◆ **Provided passage**
Mikawaya

mexicali

Left to right: Hiyoko, Daifuku, and Chofu

by Eric Dzinski

Mochi means more than you think

Let’s say you find yourself in Little Tokyo after lunch or dinner at a noodle house or sushi bar. You’re in the mood for dessert, but the standard green tea ice cream isn’t going to cut it, and you’re afraid the sweetness of American desserts will overpower the understated flavors of your Japanese entrée. What do you do?

 

One option is the pastries and ice creams available at Mikawaya Mochi Ice Cream.

 

Tucked away in the elbow of the Japanese Village Plaza in Little Tokyo, Mikawaya is easy to miss on your first pass, particularly in the torrential downpour of late December when I visited. But three days before Christmas, with cats and dogs falling from the sky and thunderclaps setting off car alarms, my friends and I still had to wait in line to order. The lure of good ice cream is stronger than bad weather.

 

The ice cream counter spans the wall of the store, packed with flavors ranging from the familiar vanilla, chocolate, and strawberry to the more exotic red bean, mango, and, well, green tea. Each flavor is available as mochi, or scooped into a cup or cone for the less adventurous. Both varieties are sold just on the verge of melting, which keeps the ice cream soft and creamy, and makes the mochi instantly bitable.

◆ **Exercise 1**
Please copy the portion of the Mikawaya article starting with "by Eric Dzinski" and going on through "What do you do?".
◆ **Exercise 2**
Proceed with the Mikawaya article, writing on from its final sentence.

(Entries for boxed elements)
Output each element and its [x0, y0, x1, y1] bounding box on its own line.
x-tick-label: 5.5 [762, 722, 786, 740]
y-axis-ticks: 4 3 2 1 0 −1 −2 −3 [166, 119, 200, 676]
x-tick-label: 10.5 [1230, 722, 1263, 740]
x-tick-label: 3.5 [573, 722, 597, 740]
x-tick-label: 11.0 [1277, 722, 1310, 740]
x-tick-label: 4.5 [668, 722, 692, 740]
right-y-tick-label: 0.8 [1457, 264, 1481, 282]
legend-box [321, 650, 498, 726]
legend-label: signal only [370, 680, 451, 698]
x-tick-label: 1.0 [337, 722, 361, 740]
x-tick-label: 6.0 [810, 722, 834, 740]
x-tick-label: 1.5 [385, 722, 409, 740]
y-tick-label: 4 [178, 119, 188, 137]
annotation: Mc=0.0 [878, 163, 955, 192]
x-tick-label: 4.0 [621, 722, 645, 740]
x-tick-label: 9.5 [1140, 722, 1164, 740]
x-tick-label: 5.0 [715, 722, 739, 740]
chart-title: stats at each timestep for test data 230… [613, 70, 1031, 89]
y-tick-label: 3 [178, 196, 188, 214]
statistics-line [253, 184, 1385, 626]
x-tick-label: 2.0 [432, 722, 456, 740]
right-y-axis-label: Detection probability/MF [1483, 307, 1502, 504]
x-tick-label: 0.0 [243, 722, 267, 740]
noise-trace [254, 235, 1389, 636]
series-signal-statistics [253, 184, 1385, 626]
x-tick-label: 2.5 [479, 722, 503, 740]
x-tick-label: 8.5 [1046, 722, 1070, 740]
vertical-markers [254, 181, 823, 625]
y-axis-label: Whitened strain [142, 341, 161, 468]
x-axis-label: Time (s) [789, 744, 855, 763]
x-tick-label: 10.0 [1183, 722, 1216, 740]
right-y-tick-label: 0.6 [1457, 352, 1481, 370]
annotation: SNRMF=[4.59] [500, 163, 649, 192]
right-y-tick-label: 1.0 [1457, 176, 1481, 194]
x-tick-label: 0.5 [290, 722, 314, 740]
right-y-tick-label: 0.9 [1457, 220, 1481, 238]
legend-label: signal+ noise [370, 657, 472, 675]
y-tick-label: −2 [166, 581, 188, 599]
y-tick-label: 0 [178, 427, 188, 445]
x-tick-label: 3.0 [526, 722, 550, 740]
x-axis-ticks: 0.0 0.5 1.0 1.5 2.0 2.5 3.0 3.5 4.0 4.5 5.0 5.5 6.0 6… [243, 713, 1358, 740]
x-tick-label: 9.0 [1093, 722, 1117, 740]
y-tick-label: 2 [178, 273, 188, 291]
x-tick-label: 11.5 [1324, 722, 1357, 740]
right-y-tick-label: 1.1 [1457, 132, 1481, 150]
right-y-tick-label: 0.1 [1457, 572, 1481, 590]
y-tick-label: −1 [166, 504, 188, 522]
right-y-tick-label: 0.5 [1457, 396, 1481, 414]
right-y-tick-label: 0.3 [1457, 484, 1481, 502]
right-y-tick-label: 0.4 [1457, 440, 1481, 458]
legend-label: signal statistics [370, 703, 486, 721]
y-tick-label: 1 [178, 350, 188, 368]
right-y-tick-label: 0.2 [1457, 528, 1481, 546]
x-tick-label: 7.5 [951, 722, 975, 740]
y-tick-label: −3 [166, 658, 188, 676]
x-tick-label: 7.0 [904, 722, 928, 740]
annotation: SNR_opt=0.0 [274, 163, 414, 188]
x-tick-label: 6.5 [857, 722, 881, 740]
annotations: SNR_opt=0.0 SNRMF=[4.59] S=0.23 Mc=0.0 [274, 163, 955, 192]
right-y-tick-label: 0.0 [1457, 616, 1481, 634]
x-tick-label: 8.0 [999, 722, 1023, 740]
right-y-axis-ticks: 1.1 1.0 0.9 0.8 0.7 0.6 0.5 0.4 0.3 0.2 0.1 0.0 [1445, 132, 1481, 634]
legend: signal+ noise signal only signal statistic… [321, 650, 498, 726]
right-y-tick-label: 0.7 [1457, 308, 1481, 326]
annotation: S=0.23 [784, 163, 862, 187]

◆ **Task output 1**
by Eric Dzinski

Mochi means more than you think

Let’s say you find yourself in Little Tokyo after lunch or dinner at a noodle house or sushi bar. You’re in the mood for dessert, but the standard green tea ice cream isn’t going to cut it, and you’re afraid the sweetness of American desserts will overpower the understated flavors of your Japanese entrée. What do you do?

◆ **Task output 2**
But while ice cream is the draw, there is more to Mikawaya than the freezer. A case along the back wall displays an intriguing menagerie of confections that an untrained appetite like mine would be hard-pressed to identify without the helpful descriptions. Most interesting was the fact that these baked goodies were also labeled as mochis.

 

If you’re only familiar with mochi as the frozen oddity available at Trader Joe’s, then some background is in order. Mochi actually refers to the doughy rice cake that surrounds the ice cream, and is used in a wide range of Japanese desserts. The traditional method for making mochi involves two people pounding rice into sweet submission with hammers, though modern technology has significantly reduced the chances of crushed bones as an added ingredient. Mochi is eaten year-round, but is traditionally associated with Japanese New Year celebrations.

 

The other surprisingly ubiquitous ingredient is beans. Sweetened azuki beans are used as filling in most of the confections. Though the starchy consistency is difficult to reconcile to the mild sweetness, it generally paired agreeably with mochi.

 

The White Daifuku, for example, consists of a mochi shell filled with bean paste. It bears a gentle, lingering sweetness far subtler than anything sweetened with cane sugar (to say nothing of high fructose corn syrup). Daifuku Yomogi is a similar confection with an herbal infusion that modestly suggests green tea. The consistency is alternately chewy and gritty, depending on the mochi-to-bean ratio of any given bite. Daifukus feel like raw pizza dough, doubling as a toy to play with while your mouth decodes the novel sensations of eating it.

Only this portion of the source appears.